__WHAT IS EXPECTED__.
Lines containing the string "create" are to be counted; report the number and nothing more.

↓

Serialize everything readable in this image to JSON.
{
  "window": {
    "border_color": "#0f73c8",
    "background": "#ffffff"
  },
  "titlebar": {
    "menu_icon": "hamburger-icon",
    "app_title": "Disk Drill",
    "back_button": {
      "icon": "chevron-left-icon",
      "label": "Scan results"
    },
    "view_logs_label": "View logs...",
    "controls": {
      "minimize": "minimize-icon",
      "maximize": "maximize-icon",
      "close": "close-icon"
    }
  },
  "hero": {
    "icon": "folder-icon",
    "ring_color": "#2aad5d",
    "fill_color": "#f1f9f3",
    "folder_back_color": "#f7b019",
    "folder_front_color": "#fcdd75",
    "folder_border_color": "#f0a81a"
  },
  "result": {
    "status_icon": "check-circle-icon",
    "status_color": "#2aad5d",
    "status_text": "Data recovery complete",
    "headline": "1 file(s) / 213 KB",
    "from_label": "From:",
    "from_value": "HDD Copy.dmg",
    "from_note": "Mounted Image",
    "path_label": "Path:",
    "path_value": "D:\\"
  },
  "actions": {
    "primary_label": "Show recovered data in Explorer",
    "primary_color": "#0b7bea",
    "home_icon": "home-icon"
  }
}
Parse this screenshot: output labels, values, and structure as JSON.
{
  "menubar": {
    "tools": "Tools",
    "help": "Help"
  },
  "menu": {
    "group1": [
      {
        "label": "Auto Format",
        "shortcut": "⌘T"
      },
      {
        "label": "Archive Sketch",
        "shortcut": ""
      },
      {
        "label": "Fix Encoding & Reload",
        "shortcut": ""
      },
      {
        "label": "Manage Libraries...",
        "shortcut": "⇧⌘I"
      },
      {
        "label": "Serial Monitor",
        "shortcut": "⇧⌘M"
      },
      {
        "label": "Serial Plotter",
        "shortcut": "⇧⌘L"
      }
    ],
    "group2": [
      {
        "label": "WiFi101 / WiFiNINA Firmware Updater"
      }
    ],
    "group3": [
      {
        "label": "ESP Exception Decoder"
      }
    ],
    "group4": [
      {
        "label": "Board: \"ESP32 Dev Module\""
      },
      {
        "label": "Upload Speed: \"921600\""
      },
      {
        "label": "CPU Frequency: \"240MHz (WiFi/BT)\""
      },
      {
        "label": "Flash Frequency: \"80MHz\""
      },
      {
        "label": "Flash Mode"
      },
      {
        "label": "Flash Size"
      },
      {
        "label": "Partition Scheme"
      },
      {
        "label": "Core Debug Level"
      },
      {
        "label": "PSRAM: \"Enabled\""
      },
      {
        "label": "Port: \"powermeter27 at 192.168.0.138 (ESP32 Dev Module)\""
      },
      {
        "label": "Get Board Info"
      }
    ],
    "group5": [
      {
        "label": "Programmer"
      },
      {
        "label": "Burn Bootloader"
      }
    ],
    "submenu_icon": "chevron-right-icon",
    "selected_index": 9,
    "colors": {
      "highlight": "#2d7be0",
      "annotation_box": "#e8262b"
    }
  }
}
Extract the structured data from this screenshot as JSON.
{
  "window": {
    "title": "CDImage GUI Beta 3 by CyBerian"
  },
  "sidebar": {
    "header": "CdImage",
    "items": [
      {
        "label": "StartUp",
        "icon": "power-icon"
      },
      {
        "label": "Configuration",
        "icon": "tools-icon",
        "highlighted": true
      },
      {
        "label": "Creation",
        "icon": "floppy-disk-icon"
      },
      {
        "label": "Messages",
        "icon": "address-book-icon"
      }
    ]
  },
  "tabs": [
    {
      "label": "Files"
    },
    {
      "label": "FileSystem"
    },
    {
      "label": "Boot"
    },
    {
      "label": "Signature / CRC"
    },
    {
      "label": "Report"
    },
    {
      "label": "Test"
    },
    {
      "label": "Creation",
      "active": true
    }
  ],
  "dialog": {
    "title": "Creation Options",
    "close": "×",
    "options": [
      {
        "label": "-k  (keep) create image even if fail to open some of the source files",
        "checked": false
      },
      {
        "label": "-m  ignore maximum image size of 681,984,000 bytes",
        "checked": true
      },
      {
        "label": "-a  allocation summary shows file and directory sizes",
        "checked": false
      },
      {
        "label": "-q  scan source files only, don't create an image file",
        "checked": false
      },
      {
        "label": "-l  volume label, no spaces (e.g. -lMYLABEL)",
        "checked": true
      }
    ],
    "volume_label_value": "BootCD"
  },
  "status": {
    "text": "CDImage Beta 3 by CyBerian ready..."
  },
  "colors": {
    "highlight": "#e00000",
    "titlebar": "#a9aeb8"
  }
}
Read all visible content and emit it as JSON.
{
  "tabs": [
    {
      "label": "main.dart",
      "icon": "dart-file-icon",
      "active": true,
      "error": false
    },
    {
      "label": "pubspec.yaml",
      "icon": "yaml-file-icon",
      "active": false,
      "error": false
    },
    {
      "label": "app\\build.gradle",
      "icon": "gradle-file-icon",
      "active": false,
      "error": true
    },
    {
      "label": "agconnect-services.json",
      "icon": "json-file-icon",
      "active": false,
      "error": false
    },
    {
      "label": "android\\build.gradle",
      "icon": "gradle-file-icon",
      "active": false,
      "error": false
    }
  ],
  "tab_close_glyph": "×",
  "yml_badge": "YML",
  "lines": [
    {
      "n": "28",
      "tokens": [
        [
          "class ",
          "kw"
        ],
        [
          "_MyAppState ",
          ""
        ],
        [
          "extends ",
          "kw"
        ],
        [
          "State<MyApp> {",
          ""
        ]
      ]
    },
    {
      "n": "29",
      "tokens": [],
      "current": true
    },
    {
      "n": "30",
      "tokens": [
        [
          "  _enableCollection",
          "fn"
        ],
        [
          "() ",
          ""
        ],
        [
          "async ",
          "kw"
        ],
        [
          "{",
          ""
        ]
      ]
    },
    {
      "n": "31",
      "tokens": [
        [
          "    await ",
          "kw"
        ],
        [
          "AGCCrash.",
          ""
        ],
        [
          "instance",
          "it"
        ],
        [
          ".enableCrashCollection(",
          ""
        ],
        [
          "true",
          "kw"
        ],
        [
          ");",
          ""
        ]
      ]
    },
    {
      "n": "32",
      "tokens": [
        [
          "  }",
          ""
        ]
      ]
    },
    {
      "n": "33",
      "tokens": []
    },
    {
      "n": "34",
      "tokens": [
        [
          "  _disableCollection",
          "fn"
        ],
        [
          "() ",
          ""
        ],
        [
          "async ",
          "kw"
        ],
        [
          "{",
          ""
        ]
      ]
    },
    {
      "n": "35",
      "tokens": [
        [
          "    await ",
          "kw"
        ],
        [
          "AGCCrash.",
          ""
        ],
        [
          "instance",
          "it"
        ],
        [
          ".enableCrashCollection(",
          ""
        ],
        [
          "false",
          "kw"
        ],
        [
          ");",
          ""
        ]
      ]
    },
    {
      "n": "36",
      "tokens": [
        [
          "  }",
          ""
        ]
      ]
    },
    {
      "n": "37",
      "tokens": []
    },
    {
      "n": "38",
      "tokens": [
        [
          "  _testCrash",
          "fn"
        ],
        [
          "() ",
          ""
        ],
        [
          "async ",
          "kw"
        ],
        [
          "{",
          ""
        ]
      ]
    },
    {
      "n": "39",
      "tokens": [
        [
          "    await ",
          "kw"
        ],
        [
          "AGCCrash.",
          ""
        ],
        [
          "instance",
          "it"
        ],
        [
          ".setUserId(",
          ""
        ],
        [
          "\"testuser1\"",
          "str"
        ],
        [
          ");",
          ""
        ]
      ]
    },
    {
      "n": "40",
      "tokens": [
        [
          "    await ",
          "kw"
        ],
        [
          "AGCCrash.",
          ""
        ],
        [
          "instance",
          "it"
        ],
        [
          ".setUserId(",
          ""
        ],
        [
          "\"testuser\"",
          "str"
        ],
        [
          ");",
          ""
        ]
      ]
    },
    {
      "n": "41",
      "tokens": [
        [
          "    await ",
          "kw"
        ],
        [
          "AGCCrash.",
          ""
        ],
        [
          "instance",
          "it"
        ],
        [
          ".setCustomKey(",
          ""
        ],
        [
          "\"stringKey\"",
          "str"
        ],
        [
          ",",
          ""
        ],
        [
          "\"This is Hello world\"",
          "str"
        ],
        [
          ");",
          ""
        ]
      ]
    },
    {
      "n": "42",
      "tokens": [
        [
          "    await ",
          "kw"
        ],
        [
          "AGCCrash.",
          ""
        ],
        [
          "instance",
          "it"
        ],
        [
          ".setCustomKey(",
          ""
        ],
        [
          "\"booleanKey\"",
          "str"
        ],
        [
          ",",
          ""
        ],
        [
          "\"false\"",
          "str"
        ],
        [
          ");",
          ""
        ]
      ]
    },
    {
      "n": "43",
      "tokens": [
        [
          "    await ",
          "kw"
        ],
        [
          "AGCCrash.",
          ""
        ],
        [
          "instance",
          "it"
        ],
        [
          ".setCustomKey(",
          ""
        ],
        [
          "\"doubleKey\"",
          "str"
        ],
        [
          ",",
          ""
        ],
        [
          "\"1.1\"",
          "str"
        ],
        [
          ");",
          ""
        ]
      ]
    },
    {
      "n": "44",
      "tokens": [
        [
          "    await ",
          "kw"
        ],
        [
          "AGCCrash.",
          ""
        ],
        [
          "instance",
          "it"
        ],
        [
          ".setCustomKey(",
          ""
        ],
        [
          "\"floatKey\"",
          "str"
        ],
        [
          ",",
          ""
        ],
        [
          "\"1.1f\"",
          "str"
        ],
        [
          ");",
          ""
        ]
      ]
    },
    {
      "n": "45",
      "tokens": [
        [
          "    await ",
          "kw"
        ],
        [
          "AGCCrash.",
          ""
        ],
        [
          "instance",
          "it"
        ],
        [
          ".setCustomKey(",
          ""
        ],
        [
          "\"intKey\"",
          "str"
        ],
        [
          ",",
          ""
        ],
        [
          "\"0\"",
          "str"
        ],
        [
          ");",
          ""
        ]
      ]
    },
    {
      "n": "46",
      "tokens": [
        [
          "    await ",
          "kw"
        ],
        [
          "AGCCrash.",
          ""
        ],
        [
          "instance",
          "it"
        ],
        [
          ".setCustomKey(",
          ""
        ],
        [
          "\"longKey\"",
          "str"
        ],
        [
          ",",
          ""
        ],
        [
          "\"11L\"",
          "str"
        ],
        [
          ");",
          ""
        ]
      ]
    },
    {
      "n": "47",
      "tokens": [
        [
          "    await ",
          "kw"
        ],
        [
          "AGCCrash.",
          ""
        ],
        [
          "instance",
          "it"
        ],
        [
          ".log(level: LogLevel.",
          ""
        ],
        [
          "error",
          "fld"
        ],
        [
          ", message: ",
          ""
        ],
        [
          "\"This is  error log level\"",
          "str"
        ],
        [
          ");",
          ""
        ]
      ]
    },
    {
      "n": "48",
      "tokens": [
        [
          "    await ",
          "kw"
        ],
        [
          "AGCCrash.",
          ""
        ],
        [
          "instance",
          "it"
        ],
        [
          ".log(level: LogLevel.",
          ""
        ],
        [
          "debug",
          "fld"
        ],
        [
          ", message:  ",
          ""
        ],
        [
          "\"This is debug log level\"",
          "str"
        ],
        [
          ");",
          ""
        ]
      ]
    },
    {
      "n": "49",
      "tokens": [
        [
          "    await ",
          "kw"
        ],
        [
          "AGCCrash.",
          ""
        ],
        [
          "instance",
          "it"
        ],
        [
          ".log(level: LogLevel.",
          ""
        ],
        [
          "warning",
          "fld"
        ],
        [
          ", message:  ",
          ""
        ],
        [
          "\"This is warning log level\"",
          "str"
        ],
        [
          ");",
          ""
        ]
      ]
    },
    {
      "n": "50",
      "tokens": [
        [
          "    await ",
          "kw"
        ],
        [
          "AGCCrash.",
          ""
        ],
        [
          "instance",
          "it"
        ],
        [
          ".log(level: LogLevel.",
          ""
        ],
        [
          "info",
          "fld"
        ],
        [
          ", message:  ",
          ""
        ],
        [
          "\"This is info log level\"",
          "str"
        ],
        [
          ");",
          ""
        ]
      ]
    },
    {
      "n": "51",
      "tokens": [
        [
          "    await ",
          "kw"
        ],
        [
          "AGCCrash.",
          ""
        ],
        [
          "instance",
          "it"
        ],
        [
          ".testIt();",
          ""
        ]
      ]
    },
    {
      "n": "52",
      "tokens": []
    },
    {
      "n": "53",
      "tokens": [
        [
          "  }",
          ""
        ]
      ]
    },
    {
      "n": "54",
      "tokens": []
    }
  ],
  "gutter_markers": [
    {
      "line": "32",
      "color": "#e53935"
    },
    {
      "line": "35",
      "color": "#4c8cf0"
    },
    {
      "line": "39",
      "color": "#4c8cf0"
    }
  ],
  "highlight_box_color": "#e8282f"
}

↑

__RESPONSE BELOW__.
2